- [Task prompt] Identify each line containing the word "watermark" and copy it.
== Source records
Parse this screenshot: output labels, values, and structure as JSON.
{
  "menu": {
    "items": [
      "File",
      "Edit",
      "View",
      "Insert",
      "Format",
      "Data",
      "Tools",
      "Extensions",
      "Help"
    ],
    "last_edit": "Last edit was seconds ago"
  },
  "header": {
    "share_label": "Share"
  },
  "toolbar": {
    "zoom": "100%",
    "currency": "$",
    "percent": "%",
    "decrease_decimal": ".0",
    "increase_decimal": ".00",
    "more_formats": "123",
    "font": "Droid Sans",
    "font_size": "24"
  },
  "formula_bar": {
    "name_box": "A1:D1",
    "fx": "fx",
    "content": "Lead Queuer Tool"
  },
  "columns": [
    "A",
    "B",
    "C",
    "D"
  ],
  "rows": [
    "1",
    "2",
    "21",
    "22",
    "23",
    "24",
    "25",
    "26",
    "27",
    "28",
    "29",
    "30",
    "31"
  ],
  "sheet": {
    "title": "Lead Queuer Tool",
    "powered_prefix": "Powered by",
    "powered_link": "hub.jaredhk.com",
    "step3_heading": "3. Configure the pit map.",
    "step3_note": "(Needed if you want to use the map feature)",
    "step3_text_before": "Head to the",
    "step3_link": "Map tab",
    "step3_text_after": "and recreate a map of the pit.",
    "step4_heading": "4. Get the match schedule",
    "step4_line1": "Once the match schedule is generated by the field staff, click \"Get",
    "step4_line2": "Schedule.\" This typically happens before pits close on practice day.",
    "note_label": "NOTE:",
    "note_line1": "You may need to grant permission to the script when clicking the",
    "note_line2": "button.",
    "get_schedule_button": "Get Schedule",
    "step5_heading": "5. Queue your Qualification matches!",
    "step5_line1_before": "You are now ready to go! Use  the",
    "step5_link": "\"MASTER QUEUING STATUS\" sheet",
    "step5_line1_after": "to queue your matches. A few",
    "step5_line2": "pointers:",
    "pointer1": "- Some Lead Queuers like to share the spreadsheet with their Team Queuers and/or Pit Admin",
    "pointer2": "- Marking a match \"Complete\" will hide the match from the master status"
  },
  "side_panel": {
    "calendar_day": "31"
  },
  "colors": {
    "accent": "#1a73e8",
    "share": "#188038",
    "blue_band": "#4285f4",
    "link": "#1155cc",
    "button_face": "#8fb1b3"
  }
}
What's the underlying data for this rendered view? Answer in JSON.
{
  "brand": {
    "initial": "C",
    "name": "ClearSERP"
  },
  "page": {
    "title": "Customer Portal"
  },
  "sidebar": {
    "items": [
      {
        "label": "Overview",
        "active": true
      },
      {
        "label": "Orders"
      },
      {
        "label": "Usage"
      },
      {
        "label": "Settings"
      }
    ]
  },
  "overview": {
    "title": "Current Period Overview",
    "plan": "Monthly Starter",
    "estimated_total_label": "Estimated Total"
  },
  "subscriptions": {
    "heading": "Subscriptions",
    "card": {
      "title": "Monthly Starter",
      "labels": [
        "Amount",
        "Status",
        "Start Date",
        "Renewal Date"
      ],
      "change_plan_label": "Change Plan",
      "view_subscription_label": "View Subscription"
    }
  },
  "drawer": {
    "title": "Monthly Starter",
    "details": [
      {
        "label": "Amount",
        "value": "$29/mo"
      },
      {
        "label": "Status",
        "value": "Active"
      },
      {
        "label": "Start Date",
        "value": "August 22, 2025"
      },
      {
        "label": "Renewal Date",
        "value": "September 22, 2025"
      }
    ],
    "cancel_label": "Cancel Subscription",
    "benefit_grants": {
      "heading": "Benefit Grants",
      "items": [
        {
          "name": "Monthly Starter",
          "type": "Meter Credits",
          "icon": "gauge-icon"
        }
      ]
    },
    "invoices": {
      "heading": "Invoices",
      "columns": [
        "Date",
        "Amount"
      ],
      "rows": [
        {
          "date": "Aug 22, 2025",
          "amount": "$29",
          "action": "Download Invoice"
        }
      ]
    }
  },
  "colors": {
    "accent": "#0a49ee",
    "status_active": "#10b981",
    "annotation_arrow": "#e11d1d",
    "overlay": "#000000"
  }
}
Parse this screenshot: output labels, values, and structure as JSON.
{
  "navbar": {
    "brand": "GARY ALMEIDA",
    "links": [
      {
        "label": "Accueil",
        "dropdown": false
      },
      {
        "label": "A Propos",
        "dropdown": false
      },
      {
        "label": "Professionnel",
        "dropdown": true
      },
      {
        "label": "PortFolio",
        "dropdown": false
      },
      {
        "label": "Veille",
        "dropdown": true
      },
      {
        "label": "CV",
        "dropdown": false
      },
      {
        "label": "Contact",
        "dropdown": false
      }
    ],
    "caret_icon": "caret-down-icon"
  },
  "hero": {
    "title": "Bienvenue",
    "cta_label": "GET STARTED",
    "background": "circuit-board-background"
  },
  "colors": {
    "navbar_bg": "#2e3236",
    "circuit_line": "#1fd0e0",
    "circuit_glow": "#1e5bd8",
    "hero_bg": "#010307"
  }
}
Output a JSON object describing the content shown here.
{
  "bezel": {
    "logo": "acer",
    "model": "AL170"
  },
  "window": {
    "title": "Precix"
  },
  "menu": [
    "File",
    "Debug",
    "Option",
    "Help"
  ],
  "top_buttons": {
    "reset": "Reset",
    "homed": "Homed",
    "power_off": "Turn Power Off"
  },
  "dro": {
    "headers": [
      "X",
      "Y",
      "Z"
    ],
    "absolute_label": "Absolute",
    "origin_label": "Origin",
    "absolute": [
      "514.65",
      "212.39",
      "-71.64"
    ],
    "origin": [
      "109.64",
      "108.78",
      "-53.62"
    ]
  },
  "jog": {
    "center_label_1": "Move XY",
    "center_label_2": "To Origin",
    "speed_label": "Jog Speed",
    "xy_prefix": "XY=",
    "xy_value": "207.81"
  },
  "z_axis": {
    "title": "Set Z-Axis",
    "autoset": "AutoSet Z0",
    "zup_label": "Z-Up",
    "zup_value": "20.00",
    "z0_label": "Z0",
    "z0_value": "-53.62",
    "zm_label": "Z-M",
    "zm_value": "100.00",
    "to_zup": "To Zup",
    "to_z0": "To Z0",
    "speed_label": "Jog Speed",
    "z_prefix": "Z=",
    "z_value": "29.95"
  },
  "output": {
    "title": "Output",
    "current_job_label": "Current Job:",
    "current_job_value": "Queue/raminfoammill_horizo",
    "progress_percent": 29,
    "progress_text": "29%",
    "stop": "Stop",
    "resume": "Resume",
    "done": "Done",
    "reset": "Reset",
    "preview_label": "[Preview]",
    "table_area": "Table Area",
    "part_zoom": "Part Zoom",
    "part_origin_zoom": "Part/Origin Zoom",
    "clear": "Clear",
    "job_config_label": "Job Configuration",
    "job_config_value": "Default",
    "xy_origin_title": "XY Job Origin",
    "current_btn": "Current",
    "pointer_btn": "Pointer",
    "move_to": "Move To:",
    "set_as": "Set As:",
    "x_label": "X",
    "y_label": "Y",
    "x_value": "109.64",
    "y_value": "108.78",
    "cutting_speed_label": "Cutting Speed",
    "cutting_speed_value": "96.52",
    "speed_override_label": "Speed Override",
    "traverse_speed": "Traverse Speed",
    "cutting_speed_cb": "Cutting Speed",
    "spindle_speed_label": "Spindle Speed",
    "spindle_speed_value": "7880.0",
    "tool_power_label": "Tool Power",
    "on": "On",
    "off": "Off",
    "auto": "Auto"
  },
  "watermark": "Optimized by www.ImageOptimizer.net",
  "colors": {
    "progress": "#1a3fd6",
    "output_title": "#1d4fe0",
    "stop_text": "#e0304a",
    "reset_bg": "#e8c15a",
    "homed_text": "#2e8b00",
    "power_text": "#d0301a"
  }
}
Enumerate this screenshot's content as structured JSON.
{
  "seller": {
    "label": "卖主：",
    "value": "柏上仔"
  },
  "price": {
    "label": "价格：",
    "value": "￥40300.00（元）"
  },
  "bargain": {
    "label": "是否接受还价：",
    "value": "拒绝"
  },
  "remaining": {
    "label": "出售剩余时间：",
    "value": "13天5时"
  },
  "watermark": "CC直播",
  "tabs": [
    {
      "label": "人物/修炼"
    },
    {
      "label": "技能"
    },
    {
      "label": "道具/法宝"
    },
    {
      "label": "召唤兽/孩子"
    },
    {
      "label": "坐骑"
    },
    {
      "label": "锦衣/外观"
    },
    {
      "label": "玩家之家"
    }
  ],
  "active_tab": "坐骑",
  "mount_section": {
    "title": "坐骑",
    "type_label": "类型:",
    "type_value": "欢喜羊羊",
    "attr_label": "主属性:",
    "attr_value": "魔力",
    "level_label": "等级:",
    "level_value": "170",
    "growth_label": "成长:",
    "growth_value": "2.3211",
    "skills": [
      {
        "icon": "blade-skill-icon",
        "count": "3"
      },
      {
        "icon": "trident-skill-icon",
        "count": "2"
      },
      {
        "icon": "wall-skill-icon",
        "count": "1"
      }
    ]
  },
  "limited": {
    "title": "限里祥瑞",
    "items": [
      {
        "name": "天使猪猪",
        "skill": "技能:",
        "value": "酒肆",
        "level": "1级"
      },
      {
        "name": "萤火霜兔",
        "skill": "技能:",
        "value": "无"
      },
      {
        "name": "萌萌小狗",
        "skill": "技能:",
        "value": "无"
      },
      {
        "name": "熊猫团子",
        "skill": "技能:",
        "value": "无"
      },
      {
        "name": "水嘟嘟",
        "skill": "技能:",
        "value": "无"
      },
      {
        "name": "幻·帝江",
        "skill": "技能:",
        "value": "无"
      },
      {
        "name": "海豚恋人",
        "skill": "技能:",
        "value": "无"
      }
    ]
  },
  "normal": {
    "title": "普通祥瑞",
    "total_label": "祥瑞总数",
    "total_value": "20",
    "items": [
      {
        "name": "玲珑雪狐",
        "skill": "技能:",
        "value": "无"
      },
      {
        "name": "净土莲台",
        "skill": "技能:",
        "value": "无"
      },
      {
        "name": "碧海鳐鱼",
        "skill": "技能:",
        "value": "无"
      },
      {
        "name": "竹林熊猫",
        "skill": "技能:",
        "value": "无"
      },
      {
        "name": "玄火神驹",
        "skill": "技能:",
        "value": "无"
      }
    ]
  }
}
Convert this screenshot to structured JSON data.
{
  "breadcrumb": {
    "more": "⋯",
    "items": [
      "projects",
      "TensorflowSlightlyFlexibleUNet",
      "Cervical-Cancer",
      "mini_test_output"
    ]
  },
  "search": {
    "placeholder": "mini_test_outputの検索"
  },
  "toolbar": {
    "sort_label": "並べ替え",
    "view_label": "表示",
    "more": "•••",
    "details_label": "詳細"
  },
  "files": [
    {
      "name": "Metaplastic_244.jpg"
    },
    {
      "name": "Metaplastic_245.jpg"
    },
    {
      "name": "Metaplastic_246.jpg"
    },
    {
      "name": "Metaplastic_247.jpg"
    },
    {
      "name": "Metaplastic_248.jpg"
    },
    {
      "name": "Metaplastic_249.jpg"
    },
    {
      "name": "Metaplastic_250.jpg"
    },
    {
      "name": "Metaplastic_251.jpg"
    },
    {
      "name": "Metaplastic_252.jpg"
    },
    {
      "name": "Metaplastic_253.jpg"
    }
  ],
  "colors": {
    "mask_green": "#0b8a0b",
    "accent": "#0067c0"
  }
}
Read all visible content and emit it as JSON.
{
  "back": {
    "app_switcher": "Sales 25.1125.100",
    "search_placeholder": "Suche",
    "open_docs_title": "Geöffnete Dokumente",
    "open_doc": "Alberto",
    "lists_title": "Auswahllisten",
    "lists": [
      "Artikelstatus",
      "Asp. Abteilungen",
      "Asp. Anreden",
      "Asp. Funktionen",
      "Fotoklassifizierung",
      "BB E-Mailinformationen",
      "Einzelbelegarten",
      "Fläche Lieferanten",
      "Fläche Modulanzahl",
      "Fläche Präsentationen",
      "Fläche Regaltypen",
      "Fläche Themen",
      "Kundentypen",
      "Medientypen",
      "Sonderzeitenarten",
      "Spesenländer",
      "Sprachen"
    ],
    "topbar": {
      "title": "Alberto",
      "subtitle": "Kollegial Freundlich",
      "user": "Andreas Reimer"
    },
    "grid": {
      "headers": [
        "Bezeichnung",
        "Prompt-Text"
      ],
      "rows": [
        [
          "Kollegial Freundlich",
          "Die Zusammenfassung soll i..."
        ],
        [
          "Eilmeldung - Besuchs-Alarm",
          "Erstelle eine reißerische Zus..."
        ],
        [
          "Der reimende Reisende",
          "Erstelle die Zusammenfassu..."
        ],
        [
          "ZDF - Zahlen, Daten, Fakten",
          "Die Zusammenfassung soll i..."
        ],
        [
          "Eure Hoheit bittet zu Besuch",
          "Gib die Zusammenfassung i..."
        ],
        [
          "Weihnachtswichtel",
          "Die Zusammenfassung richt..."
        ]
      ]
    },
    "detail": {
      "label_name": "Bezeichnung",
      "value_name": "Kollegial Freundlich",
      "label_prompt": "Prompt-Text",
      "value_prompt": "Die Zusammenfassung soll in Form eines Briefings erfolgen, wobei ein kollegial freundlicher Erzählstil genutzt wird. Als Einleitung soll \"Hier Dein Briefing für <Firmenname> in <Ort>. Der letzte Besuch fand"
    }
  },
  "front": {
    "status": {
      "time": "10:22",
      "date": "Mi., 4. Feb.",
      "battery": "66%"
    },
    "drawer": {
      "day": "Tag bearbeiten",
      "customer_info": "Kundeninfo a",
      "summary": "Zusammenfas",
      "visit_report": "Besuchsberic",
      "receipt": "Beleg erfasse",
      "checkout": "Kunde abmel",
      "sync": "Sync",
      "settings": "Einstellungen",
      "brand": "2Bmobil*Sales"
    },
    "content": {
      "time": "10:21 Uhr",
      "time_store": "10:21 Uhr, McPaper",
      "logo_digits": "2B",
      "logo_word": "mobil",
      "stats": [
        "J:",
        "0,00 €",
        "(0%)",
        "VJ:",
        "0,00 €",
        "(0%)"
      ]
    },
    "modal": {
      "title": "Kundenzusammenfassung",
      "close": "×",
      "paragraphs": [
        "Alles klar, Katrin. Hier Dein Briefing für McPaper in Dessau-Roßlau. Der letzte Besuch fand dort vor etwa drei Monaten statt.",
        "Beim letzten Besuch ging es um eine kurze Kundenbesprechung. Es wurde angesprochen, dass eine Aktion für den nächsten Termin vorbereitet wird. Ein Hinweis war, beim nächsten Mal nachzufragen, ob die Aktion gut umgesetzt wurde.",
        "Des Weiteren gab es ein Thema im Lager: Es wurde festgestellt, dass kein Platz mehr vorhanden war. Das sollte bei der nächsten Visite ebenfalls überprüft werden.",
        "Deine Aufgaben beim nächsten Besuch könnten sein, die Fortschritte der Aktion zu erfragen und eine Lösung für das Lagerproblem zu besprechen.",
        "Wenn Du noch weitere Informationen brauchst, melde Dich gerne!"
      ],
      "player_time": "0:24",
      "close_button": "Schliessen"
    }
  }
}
====
- [The solution]
  "watermark": "Optimized by www.ImageOptimizer.net",
  "watermark": "CC直播",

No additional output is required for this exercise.